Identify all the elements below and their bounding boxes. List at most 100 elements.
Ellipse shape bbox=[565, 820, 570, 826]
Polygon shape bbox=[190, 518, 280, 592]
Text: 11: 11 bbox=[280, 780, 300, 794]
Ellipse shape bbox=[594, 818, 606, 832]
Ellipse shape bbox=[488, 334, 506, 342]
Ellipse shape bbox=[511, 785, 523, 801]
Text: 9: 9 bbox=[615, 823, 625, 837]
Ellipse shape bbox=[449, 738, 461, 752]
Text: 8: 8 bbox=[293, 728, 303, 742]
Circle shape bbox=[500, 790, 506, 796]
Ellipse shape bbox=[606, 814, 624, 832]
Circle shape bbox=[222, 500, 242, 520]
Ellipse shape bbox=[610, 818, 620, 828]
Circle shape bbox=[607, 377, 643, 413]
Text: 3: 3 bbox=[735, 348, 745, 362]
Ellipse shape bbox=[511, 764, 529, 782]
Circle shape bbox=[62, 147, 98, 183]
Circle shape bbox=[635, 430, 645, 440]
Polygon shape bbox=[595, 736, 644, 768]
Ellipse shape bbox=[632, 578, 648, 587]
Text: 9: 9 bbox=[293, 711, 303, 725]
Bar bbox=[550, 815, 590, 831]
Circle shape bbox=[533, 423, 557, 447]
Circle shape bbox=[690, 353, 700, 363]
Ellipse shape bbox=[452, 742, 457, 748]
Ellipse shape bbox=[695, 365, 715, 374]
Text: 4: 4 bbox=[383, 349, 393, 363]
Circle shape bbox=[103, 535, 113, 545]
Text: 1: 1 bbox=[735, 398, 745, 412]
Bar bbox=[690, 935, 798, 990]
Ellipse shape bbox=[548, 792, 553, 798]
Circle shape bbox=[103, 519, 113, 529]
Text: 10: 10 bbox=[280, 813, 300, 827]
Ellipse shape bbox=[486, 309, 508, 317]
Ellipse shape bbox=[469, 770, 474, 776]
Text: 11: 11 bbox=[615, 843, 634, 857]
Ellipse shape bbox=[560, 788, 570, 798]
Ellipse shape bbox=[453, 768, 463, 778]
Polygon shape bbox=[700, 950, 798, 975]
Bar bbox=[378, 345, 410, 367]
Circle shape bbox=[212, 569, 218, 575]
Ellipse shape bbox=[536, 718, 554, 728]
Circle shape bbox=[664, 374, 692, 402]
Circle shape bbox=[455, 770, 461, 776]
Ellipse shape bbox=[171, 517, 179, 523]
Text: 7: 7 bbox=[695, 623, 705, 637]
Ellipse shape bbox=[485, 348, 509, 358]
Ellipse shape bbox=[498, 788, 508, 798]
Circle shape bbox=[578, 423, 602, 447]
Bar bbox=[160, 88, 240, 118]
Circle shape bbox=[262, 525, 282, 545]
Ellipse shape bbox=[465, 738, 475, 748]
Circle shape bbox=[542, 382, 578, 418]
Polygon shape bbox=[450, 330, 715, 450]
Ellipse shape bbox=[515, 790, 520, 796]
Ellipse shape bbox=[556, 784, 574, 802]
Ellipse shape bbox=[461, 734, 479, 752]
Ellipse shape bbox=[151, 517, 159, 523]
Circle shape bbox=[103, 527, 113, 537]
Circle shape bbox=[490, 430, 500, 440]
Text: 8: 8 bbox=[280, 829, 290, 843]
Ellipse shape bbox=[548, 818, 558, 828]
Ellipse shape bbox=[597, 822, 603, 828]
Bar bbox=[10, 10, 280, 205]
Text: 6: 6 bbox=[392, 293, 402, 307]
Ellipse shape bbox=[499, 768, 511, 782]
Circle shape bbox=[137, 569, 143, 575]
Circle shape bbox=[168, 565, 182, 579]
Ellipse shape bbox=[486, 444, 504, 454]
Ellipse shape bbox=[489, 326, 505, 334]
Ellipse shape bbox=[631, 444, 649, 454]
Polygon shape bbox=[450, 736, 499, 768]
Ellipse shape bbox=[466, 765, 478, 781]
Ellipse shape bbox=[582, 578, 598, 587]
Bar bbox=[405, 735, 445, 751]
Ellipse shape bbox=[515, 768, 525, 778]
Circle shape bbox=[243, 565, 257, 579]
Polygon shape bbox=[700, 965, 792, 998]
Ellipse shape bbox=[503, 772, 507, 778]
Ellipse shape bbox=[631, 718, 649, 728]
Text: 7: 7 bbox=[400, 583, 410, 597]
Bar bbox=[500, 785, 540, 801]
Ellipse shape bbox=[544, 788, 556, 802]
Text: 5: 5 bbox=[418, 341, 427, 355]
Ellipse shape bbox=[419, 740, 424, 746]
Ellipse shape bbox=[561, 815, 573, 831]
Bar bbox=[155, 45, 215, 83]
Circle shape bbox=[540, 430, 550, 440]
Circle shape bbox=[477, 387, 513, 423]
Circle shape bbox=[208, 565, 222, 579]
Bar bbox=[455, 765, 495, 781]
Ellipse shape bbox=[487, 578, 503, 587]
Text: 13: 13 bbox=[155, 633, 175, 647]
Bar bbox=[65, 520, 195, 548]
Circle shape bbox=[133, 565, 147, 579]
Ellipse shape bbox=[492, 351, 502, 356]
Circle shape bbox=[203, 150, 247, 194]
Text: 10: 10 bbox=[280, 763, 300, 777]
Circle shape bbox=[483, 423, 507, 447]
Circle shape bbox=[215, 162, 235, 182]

=-=-=-=-=

* _TASK STATEMENT_
Reproduce every row above verbatim, keeping the original order and changing nothing.

* _THE REPLY_
Identify all the elements below and their bounding boxes. List at most 100 elements.
Ellipse shape bbox=[565, 820, 570, 826]
Polygon shape bbox=[190, 518, 280, 592]
Text: 11: 11 bbox=[280, 780, 300, 794]
Ellipse shape bbox=[594, 818, 606, 832]
Ellipse shape bbox=[488, 334, 506, 342]
Ellipse shape bbox=[511, 785, 523, 801]
Text: 9: 9 bbox=[615, 823, 625, 837]
Ellipse shape bbox=[449, 738, 461, 752]
Text: 8: 8 bbox=[293, 728, 303, 742]
Circle shape bbox=[500, 790, 506, 796]
Ellipse shape bbox=[606, 814, 624, 832]
Circle shape bbox=[222, 500, 242, 520]
Ellipse shape bbox=[610, 818, 620, 828]
Circle shape bbox=[607, 377, 643, 413]
Text: 3: 3 bbox=[735, 348, 745, 362]
Ellipse shape bbox=[511, 764, 529, 782]
Circle shape bbox=[62, 147, 98, 183]
Circle shape bbox=[635, 430, 645, 440]
Polygon shape bbox=[595, 736, 644, 768]
Ellipse shape bbox=[632, 578, 648, 587]
Text: 9: 9 bbox=[293, 711, 303, 725]
Bar bbox=[550, 815, 590, 831]
Circle shape bbox=[533, 423, 557, 447]
Circle shape bbox=[690, 353, 700, 363]
Ellipse shape bbox=[452, 742, 457, 748]
Ellipse shape bbox=[695, 365, 715, 374]
Text: 4: 4 bbox=[383, 349, 393, 363]
Circle shape bbox=[103, 535, 113, 545]
Text: 1: 1 bbox=[735, 398, 745, 412]
Bar bbox=[690, 935, 798, 990]
Ellipse shape bbox=[548, 792, 553, 798]
Circle shape bbox=[103, 519, 113, 529]
Text: 10: 10 bbox=[280, 813, 300, 827]
Ellipse shape bbox=[486, 309, 508, 317]
Ellipse shape bbox=[469, 770, 474, 776]
Text: 11: 11 bbox=[615, 843, 634, 857]
Ellipse shape bbox=[560, 788, 570, 798]
Ellipse shape bbox=[453, 768, 463, 778]
Polygon shape bbox=[700, 950, 798, 975]
Bar bbox=[378, 345, 410, 367]
Circle shape bbox=[212, 569, 218, 575]
Ellipse shape bbox=[536, 718, 554, 728]
Circle shape bbox=[664, 374, 692, 402]
Circle shape bbox=[455, 770, 461, 776]
Ellipse shape bbox=[171, 517, 179, 523]
Text: 7: 7 bbox=[695, 623, 705, 637]
Ellipse shape bbox=[485, 348, 509, 358]
Ellipse shape bbox=[498, 788, 508, 798]
Circle shape bbox=[578, 423, 602, 447]
Bar bbox=[160, 88, 240, 118]
Circle shape bbox=[262, 525, 282, 545]
Ellipse shape bbox=[465, 738, 475, 748]
Circle shape bbox=[542, 382, 578, 418]
Polygon shape bbox=[450, 330, 715, 450]
Ellipse shape bbox=[515, 790, 520, 796]
Ellipse shape bbox=[556, 784, 574, 802]
Ellipse shape bbox=[461, 734, 479, 752]
Ellipse shape bbox=[151, 517, 159, 523]
Circle shape bbox=[103, 527, 113, 537]
Circle shape bbox=[490, 430, 500, 440]
Text: 8: 8 bbox=[280, 829, 290, 843]
Ellipse shape bbox=[548, 818, 558, 828]
Ellipse shape bbox=[597, 822, 603, 828]
Bar bbox=[10, 10, 280, 205]
Text: 6: 6 bbox=[392, 293, 402, 307]
Ellipse shape bbox=[499, 768, 511, 782]
Circle shape bbox=[137, 569, 143, 575]
Circle shape bbox=[168, 565, 182, 579]
Ellipse shape bbox=[486, 444, 504, 454]
Ellipse shape bbox=[489, 326, 505, 334]
Ellipse shape bbox=[631, 444, 649, 454]
Polygon shape bbox=[450, 736, 499, 768]
Ellipse shape bbox=[466, 765, 478, 781]
Ellipse shape bbox=[582, 578, 598, 587]
Bar bbox=[405, 735, 445, 751]
Ellipse shape bbox=[515, 768, 525, 778]
Circle shape bbox=[243, 565, 257, 579]
Polygon shape bbox=[700, 965, 792, 998]
Ellipse shape bbox=[503, 772, 507, 778]
Ellipse shape bbox=[631, 718, 649, 728]
Text: 7: 7 bbox=[400, 583, 410, 597]
Bar bbox=[500, 785, 540, 801]
Ellipse shape bbox=[544, 788, 556, 802]
Text: 5: 5 bbox=[418, 341, 427, 355]
Ellipse shape bbox=[419, 740, 424, 746]
Ellipse shape bbox=[561, 815, 573, 831]
Bar bbox=[155, 45, 215, 83]
Circle shape bbox=[540, 430, 550, 440]
Circle shape bbox=[477, 387, 513, 423]
Circle shape bbox=[208, 565, 222, 579]
Bar bbox=[455, 765, 495, 781]
Ellipse shape bbox=[487, 578, 503, 587]
Text: 13: 13 bbox=[155, 633, 175, 647]
Bar bbox=[65, 520, 195, 548]
Circle shape bbox=[133, 565, 147, 579]
Ellipse shape bbox=[492, 351, 502, 356]
Circle shape bbox=[203, 150, 247, 194]
Text: 10: 10 bbox=[280, 763, 300, 777]
Circle shape bbox=[483, 423, 507, 447]
Circle shape bbox=[215, 162, 235, 182]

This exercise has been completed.